**The request:** Retype all of the entries word for word.

Lines of data
★ ★ ★ ★ ★

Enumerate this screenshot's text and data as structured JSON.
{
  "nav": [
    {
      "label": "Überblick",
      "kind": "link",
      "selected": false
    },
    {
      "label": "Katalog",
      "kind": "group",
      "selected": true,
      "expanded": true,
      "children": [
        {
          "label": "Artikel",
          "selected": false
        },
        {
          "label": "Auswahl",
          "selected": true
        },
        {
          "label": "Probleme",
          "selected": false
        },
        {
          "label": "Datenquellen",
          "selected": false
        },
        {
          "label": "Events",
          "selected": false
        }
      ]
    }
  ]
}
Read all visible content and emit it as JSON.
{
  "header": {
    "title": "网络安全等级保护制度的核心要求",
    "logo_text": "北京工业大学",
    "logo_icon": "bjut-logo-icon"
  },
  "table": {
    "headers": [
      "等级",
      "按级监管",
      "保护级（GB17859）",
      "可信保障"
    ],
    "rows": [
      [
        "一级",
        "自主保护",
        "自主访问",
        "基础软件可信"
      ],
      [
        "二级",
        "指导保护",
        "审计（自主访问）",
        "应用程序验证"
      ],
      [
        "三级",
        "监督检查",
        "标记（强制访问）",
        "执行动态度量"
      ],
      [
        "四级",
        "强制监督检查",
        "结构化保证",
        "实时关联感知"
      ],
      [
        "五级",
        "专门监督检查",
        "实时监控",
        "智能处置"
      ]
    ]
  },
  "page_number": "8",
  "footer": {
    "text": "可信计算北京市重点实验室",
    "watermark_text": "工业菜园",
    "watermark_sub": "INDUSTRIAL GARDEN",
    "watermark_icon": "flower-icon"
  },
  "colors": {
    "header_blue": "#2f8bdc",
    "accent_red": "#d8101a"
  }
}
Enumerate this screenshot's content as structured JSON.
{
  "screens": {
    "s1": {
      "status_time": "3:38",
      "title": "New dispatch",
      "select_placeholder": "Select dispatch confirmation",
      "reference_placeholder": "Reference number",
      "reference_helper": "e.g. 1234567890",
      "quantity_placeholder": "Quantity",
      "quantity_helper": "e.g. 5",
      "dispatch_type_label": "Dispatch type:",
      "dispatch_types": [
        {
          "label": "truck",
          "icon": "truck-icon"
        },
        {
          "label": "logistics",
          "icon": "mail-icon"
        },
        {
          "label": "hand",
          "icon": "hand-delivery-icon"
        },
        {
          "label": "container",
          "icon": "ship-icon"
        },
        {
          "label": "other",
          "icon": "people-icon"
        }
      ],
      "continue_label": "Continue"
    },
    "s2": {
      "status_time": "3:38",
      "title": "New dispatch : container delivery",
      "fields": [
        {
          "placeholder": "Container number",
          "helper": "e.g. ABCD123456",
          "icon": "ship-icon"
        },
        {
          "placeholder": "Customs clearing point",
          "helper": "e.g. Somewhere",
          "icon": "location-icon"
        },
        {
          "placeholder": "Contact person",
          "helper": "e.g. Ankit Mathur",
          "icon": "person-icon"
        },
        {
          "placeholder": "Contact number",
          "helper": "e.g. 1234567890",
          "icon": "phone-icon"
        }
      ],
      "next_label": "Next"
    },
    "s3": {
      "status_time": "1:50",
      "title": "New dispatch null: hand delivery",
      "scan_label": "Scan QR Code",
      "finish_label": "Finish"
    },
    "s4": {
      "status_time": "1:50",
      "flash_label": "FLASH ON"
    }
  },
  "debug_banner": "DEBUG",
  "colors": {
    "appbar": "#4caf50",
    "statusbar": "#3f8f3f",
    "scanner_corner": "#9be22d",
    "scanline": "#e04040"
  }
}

★ ★ ★ ★ ★

**Output:**
Enumerate this screenshot's text and data as structured JSON.
{
  "nav": [
    {
      "label": "Überblick",
      "kind": "link",
      "selected": false
    },
    {
      "label": "Katalog",
      "kind": "group",
      "selected": true,
      "expanded": true,
      "children": [
        {
          "label": "Artikel",
          "selected": false
        },
        {
          "label": "Auswahl",
          "selected": true
        },
        {
          "label": "Probleme",
          "selected": false
        },
        {
          "label": "Datenquellen",
          "selected": false
        },
        {
          "label": "Events",
          "selected": false
        }
      ]
    }
  ]
}
Read all visible content and emit it as JSON.
{
  "header": {
    "title": "网络安全等级保护制度的核心要求",
    "logo_text": "北京工业大学",
    "logo_icon": "bjut-logo-icon"
  },
  "table": {
    "headers": [
      "等级",
      "按级监管",
      "保护级（GB17859）",
      "可信保障"
    ],
    "rows": [
      [
        "一级",
        "自主保护",
        "自主访问",
        "基础软件可信"
      ],
      [
        "二级",
        "指导保护",
        "审计（自主访问）",
        "应用程序验证"
      ],
      [
        "三级",
        "监督检查",
        "标记（强制访问）",
        "执行动态度量"
      ],
      [
        "四级",
        "强制监督检查",
        "结构化保证",
        "实时关联感知"
      ],
      [
        "五级",
        "专门监督检查",
        "实时监控",
        "智能处置"
      ]
    ]
  },
  "page_number": "8",
  "footer": {
    "text": "可信计算北京市重点实验室",
    "watermark_text": "工业菜园",
    "watermark_sub": "INDUSTRIAL GARDEN",
    "watermark_icon": "flower-icon"
  },
  "colors": {
    "header_blue": "#2f8bdc",
    "accent_red": "#d8101a"
  }
}
Enumerate this screenshot's content as structured JSON.
{
  "screens": {
    "s1": {
      "status_time": "3:38",
      "title": "New dispatch",
      "select_placeholder": "Select dispatch confirmation",
      "reference_placeholder": "Reference number",
      "reference_helper": "e.g. 1234567890",
      "quantity_placeholder": "Quantity",
      "quantity_helper": "e.g. 5",
      "dispatch_type_label": "Dispatch type:",
      "dispatch_types": [
        {
          "label": "truck",
          "icon": "truck-icon"
        },
        {
          "label": "logistics",
          "icon": "mail-icon"
        },
        {
          "label": "hand",
          "icon": "hand-delivery-icon"
        },
        {
          "label": "container",
          "icon": "ship-icon"
        },
        {
          "label": "other",
          "icon": "people-icon"
        }
      ],
      "continue_label": "Continue"
    },
    "s2": {
      "status_time": "3:38",
      "title": "New dispatch : container delivery",
      "fields": [
        {
          "placeholder": "Container number",
          "helper": "e.g. ABCD123456",
          "icon": "ship-icon"
        },
        {
          "placeholder": "Customs clearing point",
          "helper": "e.g. Somewhere",
          "icon": "location-icon"
        },
        {
          "placeholder": "Contact person",
          "helper": "e.g. Ankit Mathur",
          "icon": "person-icon"
        },
        {
          "placeholder": "Contact number",
          "helper": "e.g. 1234567890",
          "icon": "phone-icon"
        }
      ],
      "next_label": "Next"
    },
    "s3": {
      "status_time": "1:50",
      "title": "New dispatch null: hand delivery",
      "scan_label": "Scan QR Code",
      "finish_label": "Finish"
    },
    "s4": {
      "status_time": "1:50",
      "flash_label": "FLASH ON"
    }
  },
  "debug_banner": "DEBUG",
  "colors": {
    "appbar": "#4caf50",
    "statusbar": "#3f8f3f",
    "scanner_corner": "#9be22d",
    "scanline": "#e04040"
  }
}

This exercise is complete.